» **Teks Pilihan**:
──────────
Situasi kemudian diperparah dengan hilangnya akses komunikasi dan internet sebagai dampak invasi tanpa henti Israel ke Gaza. Provider telekomunikasi Palestina, Paltel, misalnya mengatakan bombardir Israel mengikbatkan terputusnya jaringan komunikasi dan internet mereka. Hal ini kemudian mengakibatkan 2,3 juta warga Gaza yang terjebak terputus dengan akses terhadap dunia luar. Tidak adanya akses komunikasi, internet, bensin dan air membuat kota tersebut diselimuti kegelapan total. Sejumlah warga, jurnalis dan kelompok sipil lainnya harus kehilangan kontak atas Nasib keluarga mereka pasca terputusnya aliran komunikasi dan internet.
Pemerintah Israel sendiri memang memiliki reputasi kejam dalam menghabisi warga Gaza. Mereka tidak pernah ragu untuk menghancurkan seluruh fasilitas sipil, termasuk sekolah, rumah sakit, tempat ibadah dan media, yang seharusnya tidak boleh dihancurkan. Namun, sikap diatas angin pemerintah Israel yang seakan tidak tersentuh membuat mereka merasa bebas menghancurkan apapun di Gaza dengan justifikasi bahwa Hamas berada di dalam target sasaran yang dihancurkan. Pemerintah Israel berargumen bahwa mereka sudah memperingatkan warga Gaza untuk mengungsi dari wilayah Utara ke Selatan, namun mereka tetap membombardir wilayah Selatan juga.
──────────
» **Data Tersimpan**:
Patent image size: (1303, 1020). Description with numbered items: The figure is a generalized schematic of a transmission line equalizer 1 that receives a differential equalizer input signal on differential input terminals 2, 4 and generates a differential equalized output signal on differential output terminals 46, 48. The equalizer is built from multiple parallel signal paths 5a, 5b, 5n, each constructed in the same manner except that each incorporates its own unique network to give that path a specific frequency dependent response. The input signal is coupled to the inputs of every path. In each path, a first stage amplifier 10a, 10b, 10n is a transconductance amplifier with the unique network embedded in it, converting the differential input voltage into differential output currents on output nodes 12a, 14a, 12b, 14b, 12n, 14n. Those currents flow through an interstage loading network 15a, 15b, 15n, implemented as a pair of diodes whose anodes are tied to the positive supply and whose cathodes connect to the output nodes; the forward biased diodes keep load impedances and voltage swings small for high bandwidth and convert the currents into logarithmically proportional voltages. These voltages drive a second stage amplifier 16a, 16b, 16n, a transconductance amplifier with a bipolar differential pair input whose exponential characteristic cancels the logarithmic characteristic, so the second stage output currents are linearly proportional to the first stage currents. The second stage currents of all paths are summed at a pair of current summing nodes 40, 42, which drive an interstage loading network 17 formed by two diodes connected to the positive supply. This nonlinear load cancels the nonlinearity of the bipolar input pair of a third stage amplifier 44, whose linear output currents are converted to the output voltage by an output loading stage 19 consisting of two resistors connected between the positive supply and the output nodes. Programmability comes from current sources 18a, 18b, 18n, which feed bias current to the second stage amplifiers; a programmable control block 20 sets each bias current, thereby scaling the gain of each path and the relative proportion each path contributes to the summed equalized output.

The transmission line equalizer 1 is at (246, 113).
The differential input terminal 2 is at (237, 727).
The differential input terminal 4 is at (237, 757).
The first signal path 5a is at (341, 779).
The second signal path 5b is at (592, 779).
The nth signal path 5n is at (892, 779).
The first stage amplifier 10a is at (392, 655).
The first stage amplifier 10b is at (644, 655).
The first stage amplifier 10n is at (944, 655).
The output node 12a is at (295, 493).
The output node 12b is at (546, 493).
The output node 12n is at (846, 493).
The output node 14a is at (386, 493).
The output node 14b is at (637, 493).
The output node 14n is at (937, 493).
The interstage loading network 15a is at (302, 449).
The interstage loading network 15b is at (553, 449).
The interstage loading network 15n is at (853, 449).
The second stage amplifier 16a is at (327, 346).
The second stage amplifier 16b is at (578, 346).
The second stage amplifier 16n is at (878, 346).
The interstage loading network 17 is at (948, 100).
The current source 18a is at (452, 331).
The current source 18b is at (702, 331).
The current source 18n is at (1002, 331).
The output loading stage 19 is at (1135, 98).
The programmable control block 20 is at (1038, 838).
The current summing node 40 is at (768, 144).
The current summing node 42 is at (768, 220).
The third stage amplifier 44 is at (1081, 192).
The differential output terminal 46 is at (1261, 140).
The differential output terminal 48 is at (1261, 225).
──────────
» **Tugas yang Diminta**:
• a. Tentukan apakah tiap pernyataan berikut sesuai dengan teks tentang Gaza. Jawab ya atau tidak, lalu kutip kata-kata dari teks yang menjadi penentunya.
(i) Jumlah warga Gaza yang terputus dari dunia luar disebut 2,3 juta orang.
(ii) Israel memperingatkan warga Gaza untuk mengungsi dari wilayah Selatan ke Utara.
(iii) Wilayah Selatan Gaza tidak ikut dibombardir.
• b. Teruskan teks tentang Gaza, mulai setelah kalimat terakhirnya.
Bahan ini diambil dari sumber yang berbeda.

» **Jawaban yang Diharapkan**:
• a.
(i) Ya: "2,3 juta warga Gaza yang terjebak terputus dengan akses terhadap dunia luar"
(ii) Tidak: "mengungsi dari wilayah Utara ke Selatan"
(iii) Tidak: "namun mereka tetap membombardir wilayah Selatan juga"

• b.
“Kami melarikan diri dari wilayah yang menjadi target dan mendatangi wilayah lain yang juga ditargetkan. Kami terkejut atas segalanya, sebagaimana kobaran api diarahkan kepada kami. Tidak ada tempat yang aman di Gaza.” Ujar Shadi Al-Ghazi, warga Gaza, seperti dikutip Aljazeera.
Kendati bantuan kemanusiaan sudah mulai masuk melalui perbatasan Rafah, Mesir, namun masuknya bantuan tidak sebanding dengan kebutuhan warga. Pemerintah Israel membatasi hanya 20 truk yang bisa masuk gaza setiap harinya, sementara ratusan Truk mengantri sejak lama di perbatasan Rafah. Hal ini kemudian menimbulkan kekhawatiran bahwa Israel sedang melancarkan Genosida atau pemusnahan etnis di Gaza.
PENUTUP
Apa yang terjadi di Gaza sekali lagi menggambarkan bagaimana arogansi Israel yang tidak bisa tersentuh hukum dan dengan derasnya dukungan negara-negara Barat dan sekutunya, mereka semakin merasa diatas angin untuk melakukan pembantaian dan penghancuran total atas Gaza. Konflik antara Israel dan Palestina bukanlah sesuatu yang baru. Hal ini sudah berlangsung selama 75 tahun lamanya sejak negara Yahudi tersebut terbentuk pada tahun 1948 dengan mengorbankan banyak warga Palestina.
Apa yang dilakukan Hamas terhadap warga sipil pada tanggal 7 oktober lalu memang tidak bisa dibenarkan dan harus dikecam, namun pembalasan brutal Israel dengan melakukan hukuman kolektif terhadap warga Gaza hanya akan mengakibatkan warga Gaza semakin menderita. Hukuman kolektif juga adalah sesuatu yang dilarang dan tidak dibenarkan.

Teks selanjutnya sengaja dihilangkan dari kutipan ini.